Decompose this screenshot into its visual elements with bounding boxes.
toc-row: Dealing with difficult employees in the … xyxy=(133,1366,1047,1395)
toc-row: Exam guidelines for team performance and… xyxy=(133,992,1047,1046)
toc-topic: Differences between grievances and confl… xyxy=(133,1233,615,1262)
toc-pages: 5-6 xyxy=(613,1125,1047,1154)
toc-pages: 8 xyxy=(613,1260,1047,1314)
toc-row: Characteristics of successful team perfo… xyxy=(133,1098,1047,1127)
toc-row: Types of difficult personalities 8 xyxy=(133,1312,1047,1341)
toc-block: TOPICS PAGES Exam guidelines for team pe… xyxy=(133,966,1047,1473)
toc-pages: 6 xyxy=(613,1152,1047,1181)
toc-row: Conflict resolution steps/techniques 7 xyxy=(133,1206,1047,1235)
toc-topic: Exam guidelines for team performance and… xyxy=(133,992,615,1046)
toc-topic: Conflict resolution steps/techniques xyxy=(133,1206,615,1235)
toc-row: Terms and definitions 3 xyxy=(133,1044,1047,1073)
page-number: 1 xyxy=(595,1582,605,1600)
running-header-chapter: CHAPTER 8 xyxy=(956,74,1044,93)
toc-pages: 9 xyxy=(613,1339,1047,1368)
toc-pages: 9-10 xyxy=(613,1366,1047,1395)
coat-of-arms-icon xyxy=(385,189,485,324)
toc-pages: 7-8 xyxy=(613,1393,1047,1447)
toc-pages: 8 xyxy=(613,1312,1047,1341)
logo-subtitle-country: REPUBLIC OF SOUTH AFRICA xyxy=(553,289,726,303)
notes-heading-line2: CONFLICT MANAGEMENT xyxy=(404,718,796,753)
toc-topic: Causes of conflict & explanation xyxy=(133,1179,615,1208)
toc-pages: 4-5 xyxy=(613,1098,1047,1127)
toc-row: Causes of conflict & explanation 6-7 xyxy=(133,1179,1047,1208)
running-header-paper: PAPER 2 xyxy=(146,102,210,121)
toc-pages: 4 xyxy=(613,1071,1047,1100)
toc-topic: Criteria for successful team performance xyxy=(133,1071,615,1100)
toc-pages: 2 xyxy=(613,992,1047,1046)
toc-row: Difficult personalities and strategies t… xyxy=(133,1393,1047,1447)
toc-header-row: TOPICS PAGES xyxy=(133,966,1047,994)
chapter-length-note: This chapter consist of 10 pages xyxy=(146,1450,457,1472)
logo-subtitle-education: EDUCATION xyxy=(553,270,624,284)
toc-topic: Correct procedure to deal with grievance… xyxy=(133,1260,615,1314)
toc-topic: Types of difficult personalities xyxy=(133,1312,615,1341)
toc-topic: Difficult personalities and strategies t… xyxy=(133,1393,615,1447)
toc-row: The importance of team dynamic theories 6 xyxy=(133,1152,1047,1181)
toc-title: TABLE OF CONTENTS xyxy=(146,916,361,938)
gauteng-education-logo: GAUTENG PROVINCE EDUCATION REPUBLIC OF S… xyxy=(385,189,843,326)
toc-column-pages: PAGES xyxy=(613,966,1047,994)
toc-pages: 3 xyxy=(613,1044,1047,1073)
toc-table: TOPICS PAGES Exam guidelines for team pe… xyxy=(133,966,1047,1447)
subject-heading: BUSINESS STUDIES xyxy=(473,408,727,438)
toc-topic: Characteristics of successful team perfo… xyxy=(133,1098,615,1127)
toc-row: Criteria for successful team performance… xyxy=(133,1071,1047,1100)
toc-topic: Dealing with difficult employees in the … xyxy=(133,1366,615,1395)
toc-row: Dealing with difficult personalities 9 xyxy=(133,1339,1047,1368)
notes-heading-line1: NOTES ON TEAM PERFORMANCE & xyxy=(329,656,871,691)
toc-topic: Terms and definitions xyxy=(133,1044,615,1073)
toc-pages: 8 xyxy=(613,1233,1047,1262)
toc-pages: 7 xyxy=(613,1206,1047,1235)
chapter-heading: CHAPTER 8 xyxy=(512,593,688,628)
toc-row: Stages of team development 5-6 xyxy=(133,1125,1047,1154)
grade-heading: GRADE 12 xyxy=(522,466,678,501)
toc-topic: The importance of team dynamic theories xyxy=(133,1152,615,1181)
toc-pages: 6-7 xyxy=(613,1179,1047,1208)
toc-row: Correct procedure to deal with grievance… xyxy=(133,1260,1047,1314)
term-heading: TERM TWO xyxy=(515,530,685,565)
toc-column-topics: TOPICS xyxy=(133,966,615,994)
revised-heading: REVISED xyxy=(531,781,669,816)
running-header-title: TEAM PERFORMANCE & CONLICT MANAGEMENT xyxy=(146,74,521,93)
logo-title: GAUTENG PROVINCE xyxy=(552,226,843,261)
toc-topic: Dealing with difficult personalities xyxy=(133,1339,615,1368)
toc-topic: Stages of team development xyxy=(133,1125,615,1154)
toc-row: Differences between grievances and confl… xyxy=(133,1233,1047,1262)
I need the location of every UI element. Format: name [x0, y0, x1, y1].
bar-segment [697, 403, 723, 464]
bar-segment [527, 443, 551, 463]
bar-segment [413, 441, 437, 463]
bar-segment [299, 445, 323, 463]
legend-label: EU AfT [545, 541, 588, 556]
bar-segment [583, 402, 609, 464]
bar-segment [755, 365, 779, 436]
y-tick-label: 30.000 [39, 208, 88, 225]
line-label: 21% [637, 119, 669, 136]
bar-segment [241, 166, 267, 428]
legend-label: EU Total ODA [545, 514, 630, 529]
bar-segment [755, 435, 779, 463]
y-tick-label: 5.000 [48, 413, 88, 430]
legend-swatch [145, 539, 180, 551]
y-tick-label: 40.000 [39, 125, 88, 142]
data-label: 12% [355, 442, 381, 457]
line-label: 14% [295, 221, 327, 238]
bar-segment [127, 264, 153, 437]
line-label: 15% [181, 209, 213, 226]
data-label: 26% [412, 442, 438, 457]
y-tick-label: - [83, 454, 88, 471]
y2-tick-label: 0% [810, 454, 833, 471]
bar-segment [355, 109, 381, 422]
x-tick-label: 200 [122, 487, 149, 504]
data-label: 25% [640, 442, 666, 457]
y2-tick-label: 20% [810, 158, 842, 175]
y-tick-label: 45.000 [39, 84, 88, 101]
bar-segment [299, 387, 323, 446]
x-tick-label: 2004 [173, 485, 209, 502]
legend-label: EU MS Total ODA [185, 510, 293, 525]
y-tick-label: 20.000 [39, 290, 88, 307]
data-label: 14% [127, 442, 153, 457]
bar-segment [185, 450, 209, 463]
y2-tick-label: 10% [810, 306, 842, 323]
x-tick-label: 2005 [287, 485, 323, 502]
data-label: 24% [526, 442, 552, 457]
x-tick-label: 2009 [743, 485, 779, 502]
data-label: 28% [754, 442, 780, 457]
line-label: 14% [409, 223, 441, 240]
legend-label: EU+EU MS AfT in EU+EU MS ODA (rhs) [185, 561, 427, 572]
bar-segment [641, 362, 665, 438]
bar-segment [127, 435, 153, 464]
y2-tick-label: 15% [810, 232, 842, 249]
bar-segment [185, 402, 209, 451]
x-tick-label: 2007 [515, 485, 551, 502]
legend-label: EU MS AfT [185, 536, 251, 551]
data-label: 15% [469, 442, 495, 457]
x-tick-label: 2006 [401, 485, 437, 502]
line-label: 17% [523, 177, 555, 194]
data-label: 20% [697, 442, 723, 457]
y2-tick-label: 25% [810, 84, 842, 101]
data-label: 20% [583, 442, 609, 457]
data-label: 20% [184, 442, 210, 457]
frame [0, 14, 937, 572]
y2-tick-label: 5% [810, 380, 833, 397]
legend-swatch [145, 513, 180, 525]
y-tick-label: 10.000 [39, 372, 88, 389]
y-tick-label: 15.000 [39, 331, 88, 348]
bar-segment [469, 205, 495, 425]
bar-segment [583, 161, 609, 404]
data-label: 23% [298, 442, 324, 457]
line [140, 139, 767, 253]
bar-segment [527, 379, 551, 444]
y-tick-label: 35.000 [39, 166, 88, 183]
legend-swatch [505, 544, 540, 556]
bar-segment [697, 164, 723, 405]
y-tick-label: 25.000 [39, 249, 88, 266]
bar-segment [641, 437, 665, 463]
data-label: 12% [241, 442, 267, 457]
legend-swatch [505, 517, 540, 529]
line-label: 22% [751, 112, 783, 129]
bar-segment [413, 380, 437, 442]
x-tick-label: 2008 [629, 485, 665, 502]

* _Problem_
Repeat the rows word for word, from the first line through the line containing "toc-pages: 8 xyxy=(613,1260,1047,1314)", including both of those lines.

* _Complete output_
Decompose this screenshot into its visual elements with bounding boxes.
toc-row: Dealing with difficult employees in the … xyxy=(133,1366,1047,1395)
toc-row: Exam guidelines for team performance and… xyxy=(133,992,1047,1046)
toc-topic: Differences between grievances and confl… xyxy=(133,1233,615,1262)
toc-pages: 5-6 xyxy=(613,1125,1047,1154)
toc-pages: 8 xyxy=(613,1260,1047,1314)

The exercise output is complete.